EXERCISE:
Repeat each line exactly, leaving nothing out.

[Dataset excerpt]
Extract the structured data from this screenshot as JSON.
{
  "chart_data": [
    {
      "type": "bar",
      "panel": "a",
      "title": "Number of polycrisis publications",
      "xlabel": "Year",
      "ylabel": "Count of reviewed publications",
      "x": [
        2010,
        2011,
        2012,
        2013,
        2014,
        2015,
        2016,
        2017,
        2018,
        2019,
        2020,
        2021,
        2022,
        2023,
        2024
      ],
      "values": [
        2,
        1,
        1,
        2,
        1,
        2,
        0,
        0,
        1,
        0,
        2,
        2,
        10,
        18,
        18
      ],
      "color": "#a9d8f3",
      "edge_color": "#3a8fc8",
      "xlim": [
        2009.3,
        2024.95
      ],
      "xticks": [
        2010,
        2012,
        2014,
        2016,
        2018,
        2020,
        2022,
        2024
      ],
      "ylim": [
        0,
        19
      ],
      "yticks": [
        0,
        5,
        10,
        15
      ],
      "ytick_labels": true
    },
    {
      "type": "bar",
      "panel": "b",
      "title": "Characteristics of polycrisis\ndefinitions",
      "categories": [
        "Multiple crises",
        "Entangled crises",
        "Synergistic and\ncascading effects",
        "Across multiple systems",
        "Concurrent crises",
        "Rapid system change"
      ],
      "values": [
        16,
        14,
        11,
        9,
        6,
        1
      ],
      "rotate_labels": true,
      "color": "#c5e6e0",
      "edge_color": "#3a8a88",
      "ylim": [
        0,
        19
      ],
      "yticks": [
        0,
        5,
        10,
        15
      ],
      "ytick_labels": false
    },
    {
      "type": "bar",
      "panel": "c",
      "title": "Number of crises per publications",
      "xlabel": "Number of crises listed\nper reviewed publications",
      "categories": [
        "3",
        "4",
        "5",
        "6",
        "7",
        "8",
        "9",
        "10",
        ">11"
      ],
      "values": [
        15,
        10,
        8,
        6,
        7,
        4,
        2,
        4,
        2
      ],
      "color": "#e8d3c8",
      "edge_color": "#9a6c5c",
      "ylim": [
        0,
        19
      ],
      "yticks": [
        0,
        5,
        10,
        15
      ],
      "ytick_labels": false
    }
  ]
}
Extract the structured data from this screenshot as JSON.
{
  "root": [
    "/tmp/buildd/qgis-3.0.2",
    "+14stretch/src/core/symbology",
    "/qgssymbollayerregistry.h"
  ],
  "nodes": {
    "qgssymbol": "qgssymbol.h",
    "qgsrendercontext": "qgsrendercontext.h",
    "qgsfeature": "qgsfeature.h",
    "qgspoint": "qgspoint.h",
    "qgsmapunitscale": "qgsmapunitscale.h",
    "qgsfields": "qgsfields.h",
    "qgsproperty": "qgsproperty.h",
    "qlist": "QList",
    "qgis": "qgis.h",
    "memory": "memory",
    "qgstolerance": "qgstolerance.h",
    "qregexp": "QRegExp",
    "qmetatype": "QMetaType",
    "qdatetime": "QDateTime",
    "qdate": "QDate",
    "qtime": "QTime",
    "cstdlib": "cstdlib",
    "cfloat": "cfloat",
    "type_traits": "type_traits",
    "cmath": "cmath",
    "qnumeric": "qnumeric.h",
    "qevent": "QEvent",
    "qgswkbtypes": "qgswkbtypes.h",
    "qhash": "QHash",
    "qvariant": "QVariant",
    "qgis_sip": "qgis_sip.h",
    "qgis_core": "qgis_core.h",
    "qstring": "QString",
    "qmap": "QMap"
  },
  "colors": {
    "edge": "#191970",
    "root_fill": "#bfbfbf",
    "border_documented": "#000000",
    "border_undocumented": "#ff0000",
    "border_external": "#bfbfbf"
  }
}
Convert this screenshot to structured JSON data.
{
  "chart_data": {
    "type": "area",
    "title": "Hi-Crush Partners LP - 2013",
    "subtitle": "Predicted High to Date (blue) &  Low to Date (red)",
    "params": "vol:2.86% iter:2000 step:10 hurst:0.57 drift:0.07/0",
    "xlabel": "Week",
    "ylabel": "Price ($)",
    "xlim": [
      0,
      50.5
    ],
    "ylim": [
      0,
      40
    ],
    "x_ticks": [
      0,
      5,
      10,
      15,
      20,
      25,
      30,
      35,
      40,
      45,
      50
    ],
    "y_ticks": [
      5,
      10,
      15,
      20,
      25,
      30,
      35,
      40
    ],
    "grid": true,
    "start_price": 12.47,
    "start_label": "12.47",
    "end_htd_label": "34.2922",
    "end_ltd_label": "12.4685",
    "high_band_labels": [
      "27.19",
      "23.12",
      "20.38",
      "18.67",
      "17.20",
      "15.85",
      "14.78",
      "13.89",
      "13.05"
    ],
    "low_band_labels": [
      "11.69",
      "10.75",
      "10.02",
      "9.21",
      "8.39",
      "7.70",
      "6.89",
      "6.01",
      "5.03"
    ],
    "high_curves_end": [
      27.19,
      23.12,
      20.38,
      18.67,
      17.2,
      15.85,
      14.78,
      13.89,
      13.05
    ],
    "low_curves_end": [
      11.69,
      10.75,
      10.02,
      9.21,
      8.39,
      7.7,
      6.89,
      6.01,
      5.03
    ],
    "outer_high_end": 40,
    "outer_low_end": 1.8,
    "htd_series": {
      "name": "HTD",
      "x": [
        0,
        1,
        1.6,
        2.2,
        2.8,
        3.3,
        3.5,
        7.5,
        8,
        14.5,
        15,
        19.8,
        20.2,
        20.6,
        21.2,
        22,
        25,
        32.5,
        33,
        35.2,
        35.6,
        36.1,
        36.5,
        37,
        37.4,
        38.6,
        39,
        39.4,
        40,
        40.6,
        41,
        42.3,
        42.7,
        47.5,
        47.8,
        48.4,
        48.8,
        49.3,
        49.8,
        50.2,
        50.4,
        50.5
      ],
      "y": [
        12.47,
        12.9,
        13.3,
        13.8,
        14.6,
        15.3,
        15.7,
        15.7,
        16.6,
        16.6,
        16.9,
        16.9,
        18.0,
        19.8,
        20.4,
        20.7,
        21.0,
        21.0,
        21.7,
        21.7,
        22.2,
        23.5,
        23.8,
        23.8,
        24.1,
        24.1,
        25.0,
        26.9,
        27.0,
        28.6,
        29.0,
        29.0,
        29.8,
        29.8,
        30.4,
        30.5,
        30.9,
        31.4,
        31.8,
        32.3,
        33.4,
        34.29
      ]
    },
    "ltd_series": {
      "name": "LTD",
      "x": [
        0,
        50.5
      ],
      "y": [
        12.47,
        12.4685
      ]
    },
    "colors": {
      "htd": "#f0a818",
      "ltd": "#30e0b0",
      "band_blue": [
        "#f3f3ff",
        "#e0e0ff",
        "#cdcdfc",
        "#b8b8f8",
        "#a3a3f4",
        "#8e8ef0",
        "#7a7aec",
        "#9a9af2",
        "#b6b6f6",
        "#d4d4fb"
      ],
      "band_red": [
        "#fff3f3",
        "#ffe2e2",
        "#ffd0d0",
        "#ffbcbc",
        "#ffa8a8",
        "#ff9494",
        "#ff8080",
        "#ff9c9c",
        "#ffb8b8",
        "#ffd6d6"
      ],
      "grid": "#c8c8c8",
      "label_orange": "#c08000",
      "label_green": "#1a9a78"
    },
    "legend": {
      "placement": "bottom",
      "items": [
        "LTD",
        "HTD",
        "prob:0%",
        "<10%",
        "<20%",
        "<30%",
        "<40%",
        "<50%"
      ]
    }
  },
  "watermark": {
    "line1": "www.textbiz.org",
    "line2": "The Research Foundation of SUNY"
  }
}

COMPLETE OUTPUT:
Extract the structured data from this screenshot as JSON.
{
  "chart_data": [
    {
      "type": "bar",
      "panel": "a",
      "title": "Number of polycrisis publications",
      "xlabel": "Year",
      "ylabel": "Count of reviewed publications",
      "x": [
        2010,
        2011,
        2012,
        2013,
        2014,
        2015,
        2016,
        2017,
        2018,
        2019,
        2020,
        2021,
        2022,
        2023,
        2024
      ],
      "values": [
        2,
        1,
        1,
        2,
        1,
        2,
        0,
        0,
        1,
        0,
        2,
        2,
        10,
        18,
        18
      ],
      "color": "#a9d8f3",
      "edge_color": "#3a8fc8",
      "xlim": [
        2009.3,
        2024.95
      ],
      "xticks": [
        2010,
        2012,
        2014,
        2016,
        2018,
        2020,
        2022,
        2024
      ],
      "ylim": [
        0,
        19
      ],
      "yticks": [
        0,
        5,
        10,
        15
      ],
      "ytick_labels": true
    },
    {
      "type": "bar",
      "panel": "b",
      "title": "Characteristics of polycrisis\ndefinitions",
      "categories": [
        "Multiple crises",
        "Entangled crises",
        "Synergistic and\ncascading effects",
        "Across multiple systems",
        "Concurrent crises",
        "Rapid system change"
      ],
      "values": [
        16,
        14,
        11,
        9,
        6,
        1
      ],
      "rotate_labels": true,
      "color": "#c5e6e0",
      "edge_color": "#3a8a88",
      "ylim": [
        0,
        19
      ],
      "yticks": [
        0,
        5,
        10,
        15
      ],
      "ytick_labels": false
    },
    {
      "type": "bar",
      "panel": "c",
      "title": "Number of crises per publications",
      "xlabel": "Number of crises listed\nper reviewed publications",
      "categories": [
        "3",
        "4",
        "5",
        "6",
        "7",
        "8",
        "9",
        "10",
        ">11"
      ],
      "values": [
        15,
        10,
        8,
        6,
        7,
        4,
        2,
        4,
        2
      ],
      "color": "#e8d3c8",
      "edge_color": "#9a6c5c",
      "ylim": [
        0,
        19
      ],
      "yticks": [
        0,
        5,
        10,
        15
      ],
      "ytick_labels": false
    }
  ]
}
Extract the structured data from this screenshot as JSON.
{
  "root": [
    "/tmp/buildd/qgis-3.0.2",
    "+14stretch/src/core/symbology",
    "/qgssymbollayerregistry.h"
  ],
  "nodes": {
    "qgssymbol": "qgssymbol.h",
    "qgsrendercontext": "qgsrendercontext.h",
    "qgsfeature": "qgsfeature.h",
    "qgspoint": "qgspoint.h",
    "qgsmapunitscale": "qgsmapunitscale.h",
    "qgsfields": "qgsfields.h",
    "qgsproperty": "qgsproperty.h",
    "qlist": "QList",
    "qgis": "qgis.h",
    "memory": "memory",
    "qgstolerance": "qgstolerance.h",
    "qregexp": "QRegExp",
    "qmetatype": "QMetaType",
    "qdatetime": "QDateTime",
    "qdate": "QDate",
    "qtime": "QTime",
    "cstdlib": "cstdlib",
    "cfloat": "cfloat",
    "type_traits": "type_traits",
    "cmath": "cmath",
    "qnumeric": "qnumeric.h",
    "qevent": "QEvent",
    "qgswkbtypes": "qgswkbtypes.h",
    "qhash": "QHash",
    "qvariant": "QVariant",
    "qgis_sip": "qgis_sip.h",
    "qgis_core": "qgis_core.h",
    "qstring": "QString",
    "qmap": "QMap"
  },
  "colors": {
    "edge": "#191970",
    "root_fill": "#bfbfbf",
    "border_documented": "#000000",
    "border_undocumented": "#ff0000",
    "border_external": "#bfbfbf"
  }
}
Convert this screenshot to structured JSON data.
{
  "chart_data": {
    "type": "area",
    "title": "Hi-Crush Partners LP - 2013",
    "subtitle": "Predicted High to Date (blue) &  Low to Date (red)",
    "params": "vol:2.86% iter:2000 step:10 hurst:0.57 drift:0.07/0",
    "xlabel": "Week",
    "ylabel": "Price ($)",
    "xlim": [
      0,
      50.5
    ],
    "ylim": [
      0,
      40
    ],
    "x_ticks": [
      0,
      5,
      10,
      15,
      20,
      25,
      30,
      35,
      40,
      45,
      50
    ],
    "y_ticks": [
      5,
      10,
      15,
      20,
      25,
      30,
      35,
      40
    ],
    "grid": true,
    "start_price": 12.47,
    "start_label": "12.47",
    "end_htd_label": "34.2922",
    "end_ltd_label": "12.4685",
    "high_band_labels": [
      "27.19",
      "23.12",
      "20.38",
      "18.67",
      "17.20",
      "15.85",
      "14.78",
      "13.89",
      "13.05"
    ],
    "low_band_labels": [
      "11.69",
      "10.75",
      "10.02",
      "9.21",
      "8.39",
      "7.70",
      "6.89",
      "6.01",
      "5.03"
    ],
    "high_curves_end": [
      27.19,
      23.12,
      20.38,
      18.67,
      17.2,
      15.85,
      14.78,
      13.89,
      13.05
    ],
    "low_curves_end": [
      11.69,
      10.75,
      10.02,
      9.21,
      8.39,
      7.7,
      6.89,
      6.01,
      5.03
    ],
    "outer_high_end": 40,
    "outer_low_end": 1.8,
    "htd_series": {
      "name": "HTD",
      "x": [
        0,
        1,
        1.6,
        2.2,
        2.8,
        3.3,
        3.5,
        7.5,
        8,
        14.5,
        15,
        19.8,
        20.2,
        20.6,
        21.2,
        22,
        25,
        32.5,
        33,
        35.2,
        35.6,
        36.1,
        36.5,
        37,
        37.4,
        38.6,
        39,
        39.4,
        40,
        40.6,
        41,
        42.3,
        42.7,
        47.5,
        47.8,
        48.4,
        48.8,
        49.3,
        49.8,
        50.2,
        50.4,
        50.5
      ],
      "y": [
        12.47,
        12.9,
        13.3,
        13.8,
        14.6,
        15.3,
        15.7,
        15.7,
        16.6,
        16.6,
        16.9,
        16.9,
        18.0,
        19.8,
        20.4,
        20.7,
        21.0,
        21.0,
        21.7,
        21.7,
        22.2,
        23.5,
        23.8,
        23.8,
        24.1,
        24.1,
        25.0,
        26.9,
        27.0,
        28.6,
        29.0,
        29.0,
        29.8,
        29.8,
        30.4,
        30.5,
        30.9,
        31.4,
        31.8,
        32.3,
        33.4,
        34.29
      ]
    },
    "ltd_series": {
      "name": "LTD",
      "x": [
        0,
        50.5
      ],
      "y": [
        12.47,
        12.4685
      ]
    },
    "colors": {
      "htd": "#f0a818",
      "ltd": "#30e0b0",
      "band_blue": [
        "#f3f3ff",
        "#e0e0ff",
        "#cdcdfc",
        "#b8b8f8",
        "#a3a3f4",
        "#8e8ef0",
        "#7a7aec",
        "#9a9af2",
        "#b6b6f6",
        "#d4d4fb"
      ],
      "band_red": [
        "#fff3f3",
        "#ffe2e2",
        "#ffd0d0",
        "#ffbcbc",
        "#ffa8a8",
        "#ff9494",
        "#ff8080",
        "#ff9c9c",
        "#ffb8b8",
        "#ffd6d6"
      ],
      "grid": "#c8c8c8",
      "label_orange": "#c08000",
      "label_green": "#1a9a78"
    },
    "legend": {
      "placement": "bottom",
      "items": [
        "LTD",
        "HTD",
        "prob:0%",
        "<10%",
        "<20%",
        "<30%",
        "<40%",
        "<50%"
      ]
    }
  },
  "watermark": {
    "line1": "www.textbiz.org",
    "line2": "The Research Foundation of SUNY"
  }
}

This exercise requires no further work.